Instructions to follow: Can you output the material exactly as written, minus any pictures it holds?

(Data entries)

##############################

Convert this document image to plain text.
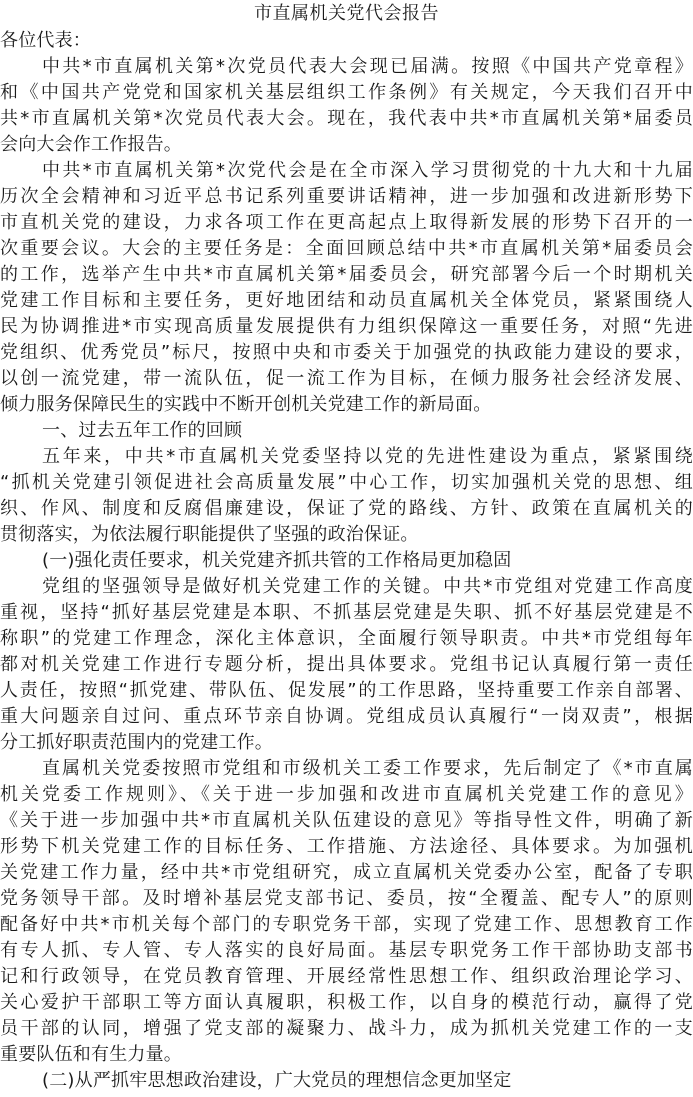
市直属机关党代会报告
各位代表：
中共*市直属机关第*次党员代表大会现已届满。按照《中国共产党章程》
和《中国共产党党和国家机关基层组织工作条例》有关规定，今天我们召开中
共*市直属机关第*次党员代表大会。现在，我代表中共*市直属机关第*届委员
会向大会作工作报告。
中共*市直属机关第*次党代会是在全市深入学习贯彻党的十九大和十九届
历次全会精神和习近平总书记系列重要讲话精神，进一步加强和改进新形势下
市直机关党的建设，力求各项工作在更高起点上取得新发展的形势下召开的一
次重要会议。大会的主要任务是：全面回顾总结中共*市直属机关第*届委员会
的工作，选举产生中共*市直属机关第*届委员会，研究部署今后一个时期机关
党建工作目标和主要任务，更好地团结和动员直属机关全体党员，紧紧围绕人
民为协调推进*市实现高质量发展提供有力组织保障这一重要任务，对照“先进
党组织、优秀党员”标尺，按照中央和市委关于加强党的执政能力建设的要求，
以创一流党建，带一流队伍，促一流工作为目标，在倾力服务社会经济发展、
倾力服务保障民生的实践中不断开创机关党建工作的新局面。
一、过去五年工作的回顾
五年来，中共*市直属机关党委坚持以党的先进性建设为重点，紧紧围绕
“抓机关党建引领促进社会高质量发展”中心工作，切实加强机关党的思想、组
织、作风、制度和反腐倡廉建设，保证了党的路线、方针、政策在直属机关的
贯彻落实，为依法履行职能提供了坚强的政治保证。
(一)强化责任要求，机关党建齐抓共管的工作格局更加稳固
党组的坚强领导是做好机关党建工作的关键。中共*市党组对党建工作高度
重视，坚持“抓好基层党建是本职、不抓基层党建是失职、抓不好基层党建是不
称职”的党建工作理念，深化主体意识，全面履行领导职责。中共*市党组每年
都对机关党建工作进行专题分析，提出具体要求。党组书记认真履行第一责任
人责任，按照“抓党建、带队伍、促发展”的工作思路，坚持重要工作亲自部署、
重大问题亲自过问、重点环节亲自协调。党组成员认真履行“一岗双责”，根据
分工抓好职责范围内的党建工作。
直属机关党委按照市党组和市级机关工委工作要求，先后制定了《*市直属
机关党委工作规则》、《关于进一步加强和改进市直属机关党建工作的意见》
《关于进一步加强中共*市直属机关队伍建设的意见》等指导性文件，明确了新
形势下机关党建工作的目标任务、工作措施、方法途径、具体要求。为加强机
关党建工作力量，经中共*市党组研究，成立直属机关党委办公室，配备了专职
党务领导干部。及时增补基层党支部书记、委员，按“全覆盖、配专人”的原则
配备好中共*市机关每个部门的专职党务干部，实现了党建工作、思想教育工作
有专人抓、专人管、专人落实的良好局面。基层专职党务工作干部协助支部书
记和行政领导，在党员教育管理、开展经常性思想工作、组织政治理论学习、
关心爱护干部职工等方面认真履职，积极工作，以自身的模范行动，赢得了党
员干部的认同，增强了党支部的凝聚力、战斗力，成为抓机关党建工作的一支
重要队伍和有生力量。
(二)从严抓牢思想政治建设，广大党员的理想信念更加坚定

##############################

Result of this exercise:
Convert this document image to plain text.
市直属机关党代会报告
各位代表：
中共*市直属机关第*次党员代表大会现已届满。按照《中国共产党章程》
和《中国共产党党和国家机关基层组织工作条例》有关规定，今天我们召开中
共*市直属机关第*次党员代表大会。现在，我代表中共*市直属机关第*届委员
会向大会作工作报告。
中共*市直属机关第*次党代会是在全市深入学习贯彻党的十九大和十九届
历次全会精神和习近平总书记系列重要讲话精神，进一步加强和改进新形势下
市直机关党的建设，力求各项工作在更高起点上取得新发展的形势下召开的一
次重要会议。大会的主要任务是：全面回顾总结中共*市直属机关第*届委员会
的工作，选举产生中共*市直属机关第*届委员会，研究部署今后一个时期机关
党建工作目标和主要任务，更好地团结和动员直属机关全体党员，紧紧围绕人
民为协调推进*市实现高质量发展提供有力组织保障这一重要任务，对照“先进
党组织、优秀党员”标尺，按照中央和市委关于加强党的执政能力建设的要求，
以创一流党建，带一流队伍，促一流工作为目标，在倾力服务社会经济发展、
倾力服务保障民生的实践中不断开创机关党建工作的新局面。
一、过去五年工作的回顾
五年来，中共*市直属机关党委坚持以党的先进性建设为重点，紧紧围绕
“抓机关党建引领促进社会高质量发展”中心工作，切实加强机关党的思想、组
织、作风、制度和反腐倡廉建设，保证了党的路线、方针、政策在直属机关的
贯彻落实，为依法履行职能提供了坚强的政治保证。
(一)强化责任要求，机关党建齐抓共管的工作格局更加稳固
党组的坚强领导是做好机关党建工作的关键。中共*市党组对党建工作高度
重视，坚持“抓好基层党建是本职、不抓基层党建是失职、抓不好基层党建是不
称职”的党建工作理念，深化主体意识，全面履行领导职责。中共*市党组每年
都对机关党建工作进行专题分析，提出具体要求。党组书记认真履行第一责任
人责任，按照“抓党建、带队伍、促发展”的工作思路，坚持重要工作亲自部署、
重大问题亲自过问、重点环节亲自协调。党组成员认真履行“一岗双责”，根据
分工抓好职责范围内的党建工作。
直属机关党委按照市党组和市级机关工委工作要求，先后制定了《*市直属
机关党委工作规则》、《关于进一步加强和改进市直属机关党建工作的意见》
《关于进一步加强中共*市直属机关队伍建设的意见》等指导性文件，明确了新
形势下机关党建工作的目标任务、工作措施、方法途径、具体要求。为加强机
关党建工作力量，经中共*市党组研究，成立直属机关党委办公室，配备了专职
党务领导干部。及时增补基层党支部书记、委员，按“全覆盖、配专人”的原则
配备好中共*市机关每个部门的专职党务干部，实现了党建工作、思想教育工作
有专人抓、专人管、专人落实的良好局面。基层专职党务工作干部协助支部书
记和行政领导，在党员教育管理、开展经常性思想工作、组织政治理论学习、
关心爱护干部职工等方面认真履职，积极工作，以自身的模范行动，赢得了党
员干部的认同，增强了党支部的凝聚力、战斗力，成为抓机关党建工作的一支
重要队伍和有生力量。
(二)从严抓牢思想政治建设，广大党员的理想信念更加坚定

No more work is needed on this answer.